- [Reading text]
+--

Distant Terrain, Models, Desert Map Timelapse

16.10.2019 - 20:52
Distant Terrain

For quite some time I wanted to make a desert map, but my editor only had support for ocean at the edges. I could have made a desert island, but when I think of deserts I don't really think of islands. So instead I added a new feature to my map editor - distant terrain - terrain that starts at the edges of the playable map and goes into the distance until it disappears in the fog and the sky.
I started with a simple flat colored terrain. But flat terrain is way too boring so I added hills to it next. I added a window to the editor for the distant terrain settings. It is possible to set the distance for both flat and hilly terrain and only for the hills the elevation, the number of subdivisions and the distance where the hills start are also customizable.

+--

- [Exercises]
1 - In the map editor text, why did the author add distant terrain rather than making a desert island? Explain in one to three sentences.
2 - According to the map editor text, which distant terrain settings can be customized only for the hills?
Base every answer on the map editor text alone.

- [Dataset content]
+--

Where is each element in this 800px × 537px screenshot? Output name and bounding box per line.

+--

- [Answers to the exercise]
1 - The author wanted a desert map, but the editor only supported ocean at the map's edges. A desert island was possible, but the author does not really think of islands when thinking of deserts. So the author added terrain that runs from the edges of the playable map into the distance.

2 - The elevation, the number of subdivisions, and the distance where the hills start.